* PROMPT: Omit the pictures from the entries below and retype everything else exactly.

* ENTRIES SUPPLIED:
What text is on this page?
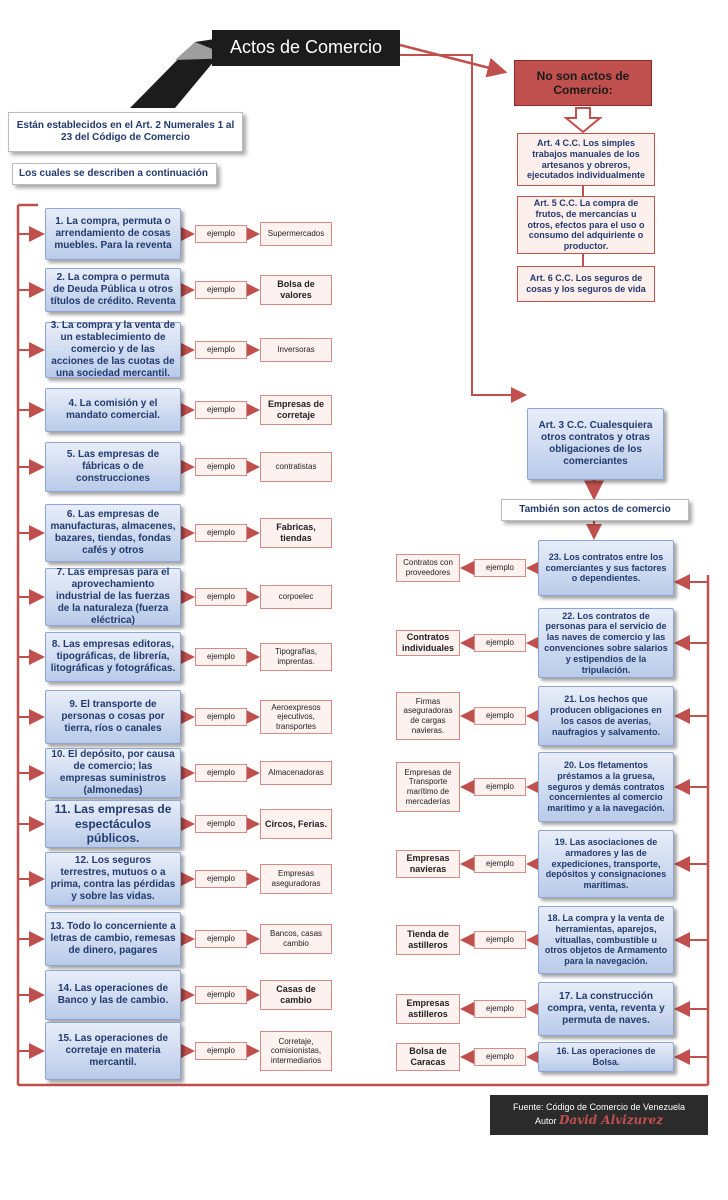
Actos de Comercio
Están establecidos en el Art. 2 Numerales 1 al 23 del Código de Comercio
Los cuales se describen a continuación
No son actos de Comercio:
Art. 4 C.C. Los simples trabajos manuales de los artesanos y obreros, ejecutados individualmente
Art. 5 C.C. La compra de frutos, de mercancías u otros, efectos para el uso o consumo del adquiriente o productor.
Art. 6 C.C. Los seguros de cosas y los seguros de vida
Art. 3 C.C. Cualesquiera otros contratos y otras obligaciones de los comerciantes
También son actos de comercio
1. La compra, permuta o arrendamiento de cosas muebles. Para la reventa
ejemplo	Supermercados
2. La compra o permuta de Deuda Pública u otros títulos de crédito. Reventa
ejemplo
Bolsa de valores
3. La compra y la venta de un establecimiento de comercio y de las acciones de las cuotas de una sociedad mercantil.
ejemplo	Inversoras
4. La comisión y el mandato comercial.
ejemplo
Empresas de corretaje
5. Las empresas de fábricas o de construcciones
ejemplo	contratistas
6. Las empresas de manufacturas, almacenes, bazares, tiendas, fondas cafés y otros
ejemplo
Fabricas, tiendas
7. Las empresas para el aprovechamiento industrial de las fuerzas de la naturaleza (fuerza eléctrica)
ejemplo	corpoelec
8. Las empresas editoras, tipográficas, de librería, litográficas y fotográficas.
ejemplo
Tipografías, imprentas.
9. El transporte de personas o cosas por tierra, ríos o canales
ejemplo
Aeroexpresos ejecutivos, transportes
10. El depósito, por causa de comercio; las empresas suministros (almonedas)
ejemplo	Almacenadoras
11. Las empresas de espectáculos públicos.
ejemplo	Circos, Ferias.
12. Los seguros terrestres, mutuos o a prima, contra las pérdidas y sobre las vidas.
ejemplo
Empresas aseguradoras
13. Todo lo concerniente a letras de cambio, remesas de dinero, pagares
ejemplo
Bancos, casas cambio
14. Las operaciones de Banco y las de cambio.
ejemplo
Casas de cambio
15. Las operaciones de corretaje en materia mercantil.
ejemplo
Corretaje, comisionistas, intermediarios
23. Los contratos entre los comerciantes y sus factores o dependientes.
ejemplo
Contratos con proveedores
22. Los contratos de personas para el servicio de las naves de comercio y las convenciones sobre salarios y estipendios de la tripulación.
ejemplo
Contratos individuales
21. Los hechos que producen obligaciones en los casos de averías, naufragios y salvamento.
ejemplo
Firmas aseguradoras de cargas navieras.
20. Los fletamentos préstamos a la gruesa, seguros y demás contratos concernientes al comercio marítimo y a la navegación.
ejemplo
Empresas de Transporte marítimo de mercaderías
19. Las asociaciones de armadores y las de expediciones, transporte, depósitos y consignaciones marítimas.
ejemplo
Empresas navieras
18. La compra y la venta de herramientas, aparejos, vituallas, combustible u otros objetos de Armamento para la navegación.
ejemplo
Tienda de astilleros
17. La construcción compra, venta, reventa y permuta de naves.
ejemplo
Empresas astilleros
16. Las operaciones de Bolsa.
ejemplo
Bolsa de Caracas
Fuente: Código de Comercio de Venezuela
Autor David Alvizurez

* EXERCISE RESPONSE:
What text is on this page?
Actos de Comercio
Están establecidos en el Art. 2 Numerales 1 al 23 del Código de Comercio
Los cuales se describen a continuación
No son actos de Comercio:
Art. 4 C.C. Los simples trabajos manuales de los artesanos y obreros, ejecutados individualmente
Art. 5 C.C. La compra de frutos, de mercancías u otros, efectos para el uso o consumo del adquiriente o productor.
Art. 6 C.C. Los seguros de cosas y los seguros de vida
Art. 3 C.C. Cualesquiera otros contratos y otras obligaciones de los comerciantes
También son actos de comercio
1. La compra, permuta o arrendamiento de cosas muebles. Para la reventa
ejemplo	Supermercados
2. La compra o permuta de Deuda Pública u otros títulos de crédito. Reventa
ejemplo
Bolsa de valores
3. La compra y la venta de un establecimiento de comercio y de las acciones de las cuotas de una sociedad mercantil.
ejemplo	Inversoras
4. La comisión y el mandato comercial.
ejemplo
Empresas de corretaje
5. Las empresas de fábricas o de construcciones
ejemplo	contratistas
6. Las empresas de manufacturas, almacenes, bazares, tiendas, fondas cafés y otros
ejemplo
Fabricas, tiendas
7. Las empresas para el aprovechamiento industrial de las fuerzas de la naturaleza (fuerza eléctrica)
ejemplo	corpoelec
8. Las empresas editoras, tipográficas, de librería, litográficas y fotográficas.
ejemplo
Tipografías, imprentas.
9. El transporte de personas o cosas por tierra, ríos o canales
ejemplo
Aeroexpresos ejecutivos, transportes
10. El depósito, por causa de comercio; las empresas suministros (almonedas)
ejemplo	Almacenadoras
11. Las empresas de espectáculos públicos.
ejemplo	Circos, Ferias.
12. Los seguros terrestres, mutuos o a prima, contra las pérdidas y sobre las vidas.
ejemplo
Empresas aseguradoras
13. Todo lo concerniente a letras de cambio, remesas de dinero, pagares
ejemplo
Bancos, casas cambio
14. Las operaciones de Banco y las de cambio.
ejemplo
Casas de cambio
15. Las operaciones de corretaje en materia mercantil.
ejemplo
Corretaje, comisionistas, intermediarios
23. Los contratos entre los comerciantes y sus factores o dependientes.
ejemplo
Contratos con proveedores
22. Los contratos de personas para el servicio de las naves de comercio y las convenciones sobre salarios y estipendios de la tripulación.
ejemplo
Contratos individuales
21. Los hechos que producen obligaciones en los casos de averías, naufragios y salvamento.
ejemplo
Firmas aseguradoras de cargas navieras.
20. Los fletamentos préstamos a la gruesa, seguros y demás contratos concernientes al comercio marítimo y a la navegación.
ejemplo
Empresas de Transporte marítimo de mercaderías
19. Las asociaciones de armadores y las de expediciones, transporte, depósitos y consignaciones marítimas.
ejemplo
Empresas navieras
18. La compra y la venta de herramientas, aparejos, vituallas, combustible u otros objetos de Armamento para la navegación.
ejemplo
Tienda de astilleros
17. La construcción compra, venta, reventa y permuta de naves.
ejemplo
Empresas astilleros
16. Las operaciones de Bolsa.
ejemplo
Bolsa de Caracas
Fuente: Código de Comercio de Venezuela
Autor David Alvizurez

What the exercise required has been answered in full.